→ Exercise
Could you copy every line from the material below in which "Osmanlı" appears?

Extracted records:
# # #
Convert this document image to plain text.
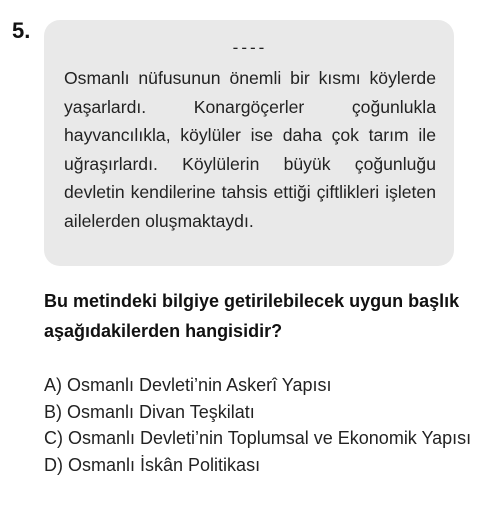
5.
----

Osmanlı nüfusunun önemli bir kısmı köylerde yaşarlardı. Konargöçerler çoğunlukla hayvancılıkla, köylüler ise daha çok tarım ile uğraşırlardı. Köylülerin büyük çoğunluğu devletin kendilerine tahsis ettiği çiftlikleri işleten ailelerden oluşmaktaydı.

Bu metindeki bilgiye getirilebilecek uygun başlık aşağıdakilerden hangisidir?

A) Osmanlı Devleti’nin Askerî Yapısı
B) Osmanlı Divan Teşkilatı
C) Osmanlı Devleti’nin Toplumsal ve Ekonomik Yapısı
D) Osmanlı İskân Politikası
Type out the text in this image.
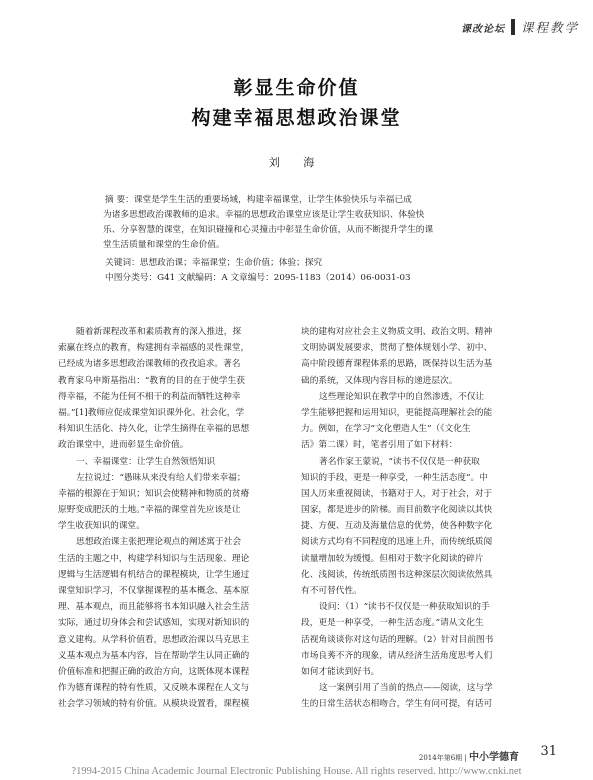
课改论坛 课程教学
彰显生命价值
构建幸福思想政治课堂
刘 海
摘 要：课堂是学生生活的重要场域，构建幸福课堂，让学生体验快乐与幸福已成
为诸多思想政治课教师的追求。幸福的思想政治课堂应该是让学生收获知识、体验快
乐、分享智慧的课堂，在知识碰撞和心灵撞击中彰显生命价值，从而不断提升学生的课
堂生活质量和课堂的生命价值。
关键词：思想政治课；幸福课堂；生命价值；体验；探究
中图分类号：G41 文献编码：A 文章编号：2095-1183（2014）06-0031-03
随着新课程改革和素质教育的深入推进，探
索赢在终点的教育，构建拥有幸福感的灵性课堂，
已经成为诸多思想政治课教师的孜孜追求。著名
教育家乌申斯基指出：“教育的目的在于使学生获
得幸福，不能为任何不相干的利益而牺牲这种幸
福。”[1]教师应促成课堂知识课外化、社会化，学
科知识生活化、持久化，让学生摘得在幸福的思想
政治课堂中，进而彰显生命价值。
一、幸福课堂：让学生自然领悟知识
左拉说过：“愚昧从来没有给人们带来幸福；
幸福的根源在于知识；知识会使精神和物质的贫瘠
原野变成肥沃的土地。”幸福的课堂首先应该是让
学生收获知识的课堂。
思想政治课主张把理论观点的阐述寓于社会
生活的主题之中，构建学科知识与生活现象、理论
逻辑与生活逻辑有机结合的课程模块，让学生通过
课堂知识学习，不仅掌握课程的基本概念、基本原
理、基本观点，而且能够将书本知识融入社会生活
实际，通过切身体会和尝试感知，实现对新知识的
意义建构。从学科价值看，思想政治课以马克思主
义基本观点为基本内容，旨在帮助学生认同正确的
价值标准和把握正确的政治方向，这既体现本课程
作为德育课程的特有性质，又反映本课程在人文与
社会学习领域的特有价值。从模块设置看，课程模
块的建构对应社会主义物质文明、政治文明、精神
文明协调发展要求，贯彻了整体规划小学、初中、
高中阶段德育课程体系的思路，既保持以生活为基
础的系统，又体现内容目标的递进层次。
这些理论知识在教学中的自然渗透，不仅让
学生能够把握和运用知识，更能提高理解社会的能
力。例如，在学习“文化塑造人生”（《文化生
活》第二课）时，笔者引用了如下材料：
著名作家王蒙说，“读书不仅仅是一种获取
知识的手段，更是一种享受，一种生活态度”。中
国人历来重视阅读，书籍对于人，对于社会，对于
国家，都是进步的阶梯。而目前数字化阅读以其快
捷、方便、互动及海量信息的优势，使各种数字化
阅读方式均有不同程度的迅速上升，而传统纸质阅
读量增加较为缓慢。但相对于数字化阅读的碎片
化、浅阅读，传统纸质图书这种深层次阅读依然具
有不可替代性。
设问：（1）“读书不仅仅是一种获取知识的手
段，更是一种享受，一种生活态度。”请从文化生
活视角谈谈你对这句话的理解。（2）针对目前图书
市场良莠不齐的现象，请从经济生活角度思考人们
如何才能读到好书。
这一案例引用了当前的热点——阅读，这与学
生的日常生活状态相吻合，学生有问可提，有话可
2014年第6期 | 中小学德育 31
?1994-2015 China Academic Journal Electronic Publishing House. All rights reserved. http://www.cnki.net
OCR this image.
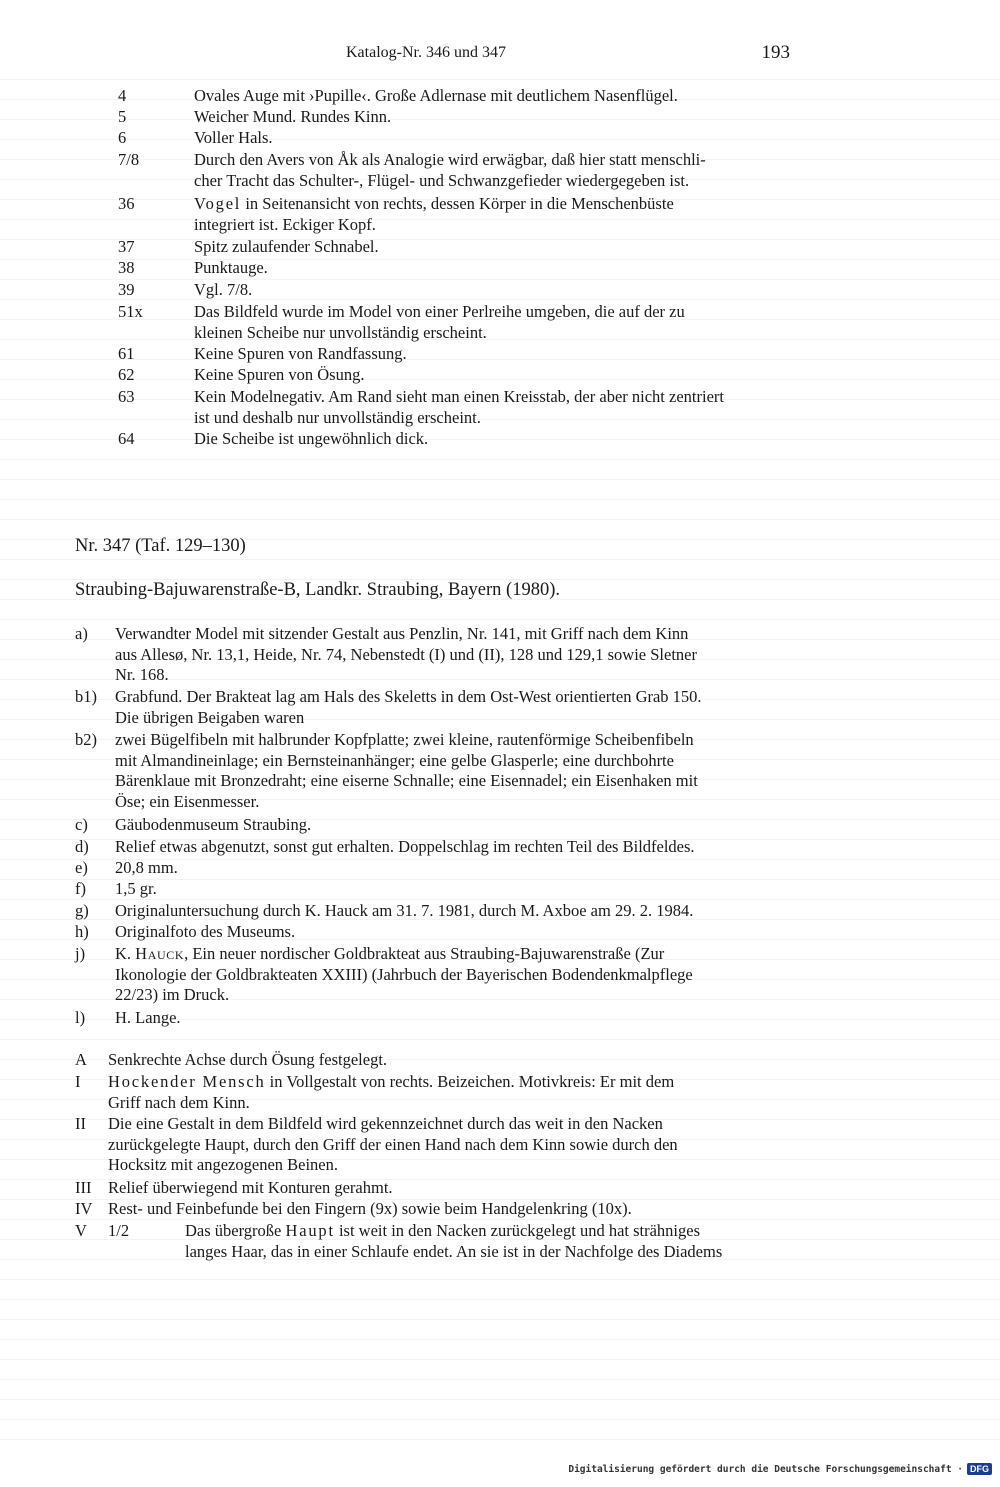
Katalog-Nr. 346 und 347	193
4	Ovales Auge mit ›Pupille‹. Große Adlernase mit deutlichem Nasenflügel.
5	Weicher Mund. Rundes Kinn.
6	Voller Hals.
7/8	Durch den Avers von Åk als Analogie wird erwägbar, daß hier statt menschli-
cher Tracht das Schulter-, Flügel- und Schwanzgefieder wiedergegeben ist.
36	Vogel in Seitenansicht von rechts, dessen Körper in die Menschenbüste
integriert ist. Eckiger Kopf.
37	Spitz zulaufender Schnabel.
38	Punktauge.
39	Vgl. 7/8.
51x	Das Bildfeld wurde im Model von einer Perlreihe umgeben, die auf der zu
kleinen Scheibe nur unvollständig erscheint.
61	Keine Spuren von Randfassung.
62	Keine Spuren von Ösung.
63	Kein Modelnegativ. Am Rand sieht man einen Kreisstab, der aber nicht zentriert
ist und deshalb nur unvollständig erscheint.
64	Die Scheibe ist ungewöhnlich dick.
Nr. 347 (Taf. 129–130)
Straubing-Bajuwarenstraße-B, Landkr. Straubing, Bayern (1980).
a) Verwandter Model mit sitzender Gestalt aus Penzlin, Nr. 141, mit Griff nach dem Kinn
aus Allesø, Nr. 13,1, Heide, Nr. 74, Nebenstedt (I) und (II), 128 und 129,1 sowie Sletner
Nr. 168.
b1) Grabfund. Der Brakteat lag am Hals des Skeletts in dem Ost-West orientierten Grab 150.
Die übrigen Beigaben waren
b2) zwei Bügelfibeln mit halbrunder Kopfplatte; zwei kleine, rautenförmige Scheibenfibeln
mit Almandineinlage; ein Bernsteinanhänger; eine gelbe Glasperle; eine durchbohrte
Bärenklaue mit Bronzedraht; eine eiserne Schnalle; eine Eisennadel; ein Eisenhaken mit
Öse; ein Eisenmesser.
c) Gäubodenmuseum Straubing.
d) Relief etwas abgenutzt, sonst gut erhalten. Doppelschlag im rechten Teil des Bildfeldes.
e) 20,8 mm.
f) 1,5 gr.
g) Originaluntersuchung durch K. Hauck am 31. 7. 1981, durch M. Axboe am 29. 2. 1984.
h) Originalfoto des Museums.
j) K. Hauck, Ein neuer nordischer Goldbrakteat aus Straubing-Bajuwarenstraße (Zur
Ikonologie der Goldbrakteaten XXIII) (Jahrbuch der Bayerischen Bodendenkmalpflege
22/23) im Druck.
l) H. Lange.
A Senkrechte Achse durch Ösung festgelegt.
I Hockender Mensch in Vollgestalt von rechts. Beizeichen. Motivkreis: Er mit dem
Griff nach dem Kinn.
II Die eine Gestalt in dem Bildfeld wird gekennzeichnet durch das weit in den Nacken
zurückgelegte Haupt, durch den Griff der einen Hand nach dem Kinn sowie durch den
Hocksitz mit angezogenen Beinen.
III Relief überwiegend mit Konturen gerahmt.
IV Rest- und Feinbefunde bei den Fingern (9x) sowie beim Handgelenkring (10x).
V 1/2	Das übergroße Haupt ist weit in den Nacken zurückgelegt und hat strähniges
langes Haar, das in einer Schlaufe endet. An sie ist in der Nachfolge des Diadems
Digitalisierung gefördert durch die Deutsche Forschungsgemeinschaft · DFG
# # #
→ Reply to the task
Osmanlı nüfusunun önemli bir kısmı köylerde yaşarlardı. Konargöçerler çoğunlukla hayvancılıkla, köylüler ise daha çok tarım ile uğraşırlardı. Köylülerin büyük çoğunluğu devletin kendilerine tahsis ettiği çiftlikleri işleten ailelerden oluşmaktaydı.
A) Osmanlı Devleti’nin Askerî Yapısı
B) Osmanlı Divan Teşkilatı
C) Osmanlı Devleti’nin Toplumsal ve Ekonomik Yapısı
D) Osmanlı İskân Politikası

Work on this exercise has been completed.